Given problem:
Write out all of the entries that follow, word for word, but skip the pictures.
+++ Dataset rows +++
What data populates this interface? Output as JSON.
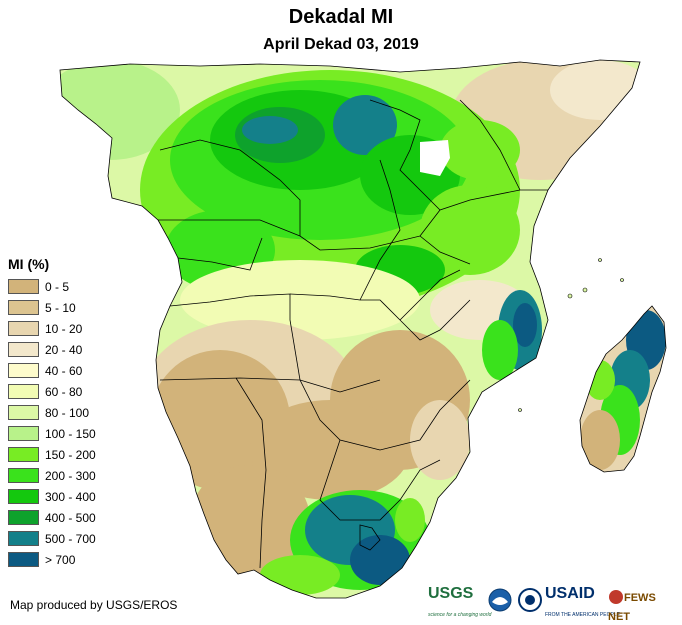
{
  "title": "Dekadal MI",
  "subtitle": "April Dekad 03, 2019",
  "legend": {
    "title": "MI (%)",
    "items": [
      {
        "label": "0 - 5",
        "color": "#d2b37a"
      },
      {
        "label": "5 - 10",
        "color": "#dcc490"
      },
      {
        "label": "10 - 20",
        "color": "#e8d6b0"
      },
      {
        "label": "20 - 40",
        "color": "#f3e8cc"
      },
      {
        "label": "40 - 60",
        "color": "#fefccc"
      },
      {
        "label": "60 - 80",
        "color": "#f2fcb4"
      },
      {
        "label": "80 - 100",
        "color": "#dcf8a6"
      },
      {
        "label": "100 - 150",
        "color": "#b8f28a"
      },
      {
        "label": "150 - 200",
        "color": "#78ec24"
      },
      {
        "label": "200 - 300",
        "color": "#3ae21c"
      },
      {
        "label": "300 - 400",
        "color": "#14c80e"
      },
      {
        "label": "400 - 500",
        "color": "#0ea22c"
      },
      {
        "label": "500 - 700",
        "color": "#14808a"
      },
      {
        "label": "> 700",
        "color": "#0c5a82"
      }
    ]
  },
  "credit": "Map produced by USGS/EROS",
  "logos": {
    "usgs": "USGS",
    "usgs_tagline": "science for a changing world",
    "usaid": "USAID",
    "usaid_tagline": "FROM THE AMERICAN PEOPLE",
    "fewsnet": "FEWS NET"
  }
}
+++
The answer:
What data populates this interface? Output as JSON.
{
  "title": "Dekadal MI",
  "subtitle": "April Dekad 03, 2019",
  "legend": {
    "title": "MI (%)",
    "items": [
      {
        "label": "0 - 5",
        "color": "#d2b37a"
      },
      {
        "label": "5 - 10",
        "color": "#dcc490"
      },
      {
        "label": "10 - 20",
        "color": "#e8d6b0"
      },
      {
        "label": "20 - 40",
        "color": "#f3e8cc"
      },
      {
        "label": "40 - 60",
        "color": "#fefccc"
      },
      {
        "label": "60 - 80",
        "color": "#f2fcb4"
      },
      {
        "label": "80 - 100",
        "color": "#dcf8a6"
      },
      {
        "label": "100 - 150",
        "color": "#b8f28a"
      },
      {
        "label": "150 - 200",
        "color": "#78ec24"
      },
      {
        "label": "200 - 300",
        "color": "#3ae21c"
      },
      {
        "label": "300 - 400",
        "color": "#14c80e"
      },
      {
        "label": "400 - 500",
        "color": "#0ea22c"
      },
      {
        "label": "500 - 700",
        "color": "#14808a"
      },
      {
        "label": "> 700",
        "color": "#0c5a82"
      }
    ]
  },
  "credit": "Map produced by USGS/EROS",
  "logos": {
    "usgs": "USGS",
    "usgs_tagline": "science for a changing world",
    "usaid": "USAID",
    "usaid_tagline": "FROM THE AMERICAN PEOPLE",
    "fewsnet": "FEWS NET"
  }
}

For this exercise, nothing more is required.